JOB:
Look through the records below and collect all lines that hold the string "most".

AVAILABLE DATA:
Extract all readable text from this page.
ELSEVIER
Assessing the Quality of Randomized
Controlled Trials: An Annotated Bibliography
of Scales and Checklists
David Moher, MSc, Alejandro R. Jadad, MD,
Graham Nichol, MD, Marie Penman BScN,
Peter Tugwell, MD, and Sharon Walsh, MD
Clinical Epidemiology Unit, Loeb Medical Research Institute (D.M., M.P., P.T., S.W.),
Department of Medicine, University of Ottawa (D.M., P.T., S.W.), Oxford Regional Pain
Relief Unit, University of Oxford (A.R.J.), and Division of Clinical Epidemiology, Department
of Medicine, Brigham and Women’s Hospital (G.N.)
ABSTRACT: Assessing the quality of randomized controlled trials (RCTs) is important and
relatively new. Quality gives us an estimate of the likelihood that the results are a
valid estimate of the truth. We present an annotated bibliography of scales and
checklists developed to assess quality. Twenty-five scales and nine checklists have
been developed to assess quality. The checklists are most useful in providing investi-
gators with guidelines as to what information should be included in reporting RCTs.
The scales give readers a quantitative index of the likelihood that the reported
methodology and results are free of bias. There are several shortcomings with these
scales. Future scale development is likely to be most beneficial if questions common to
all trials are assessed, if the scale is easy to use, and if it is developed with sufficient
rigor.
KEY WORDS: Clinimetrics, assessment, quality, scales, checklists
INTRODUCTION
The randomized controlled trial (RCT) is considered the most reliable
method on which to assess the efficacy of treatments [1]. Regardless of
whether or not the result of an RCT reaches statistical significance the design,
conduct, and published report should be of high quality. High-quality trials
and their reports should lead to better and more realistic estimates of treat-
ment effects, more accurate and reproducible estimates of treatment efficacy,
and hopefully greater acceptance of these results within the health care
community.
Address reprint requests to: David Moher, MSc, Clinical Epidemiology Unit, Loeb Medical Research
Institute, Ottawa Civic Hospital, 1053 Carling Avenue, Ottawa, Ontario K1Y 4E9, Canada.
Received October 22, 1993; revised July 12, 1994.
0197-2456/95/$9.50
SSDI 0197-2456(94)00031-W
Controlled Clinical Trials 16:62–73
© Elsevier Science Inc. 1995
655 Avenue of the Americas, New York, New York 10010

FINAL RESULT:
been developed to assess quality. The checklists are most useful in providing investi-
scales. Future scale development is likely to be most beneficial if questions common to
The randomized controlled trial (RCT) is considered the most reliable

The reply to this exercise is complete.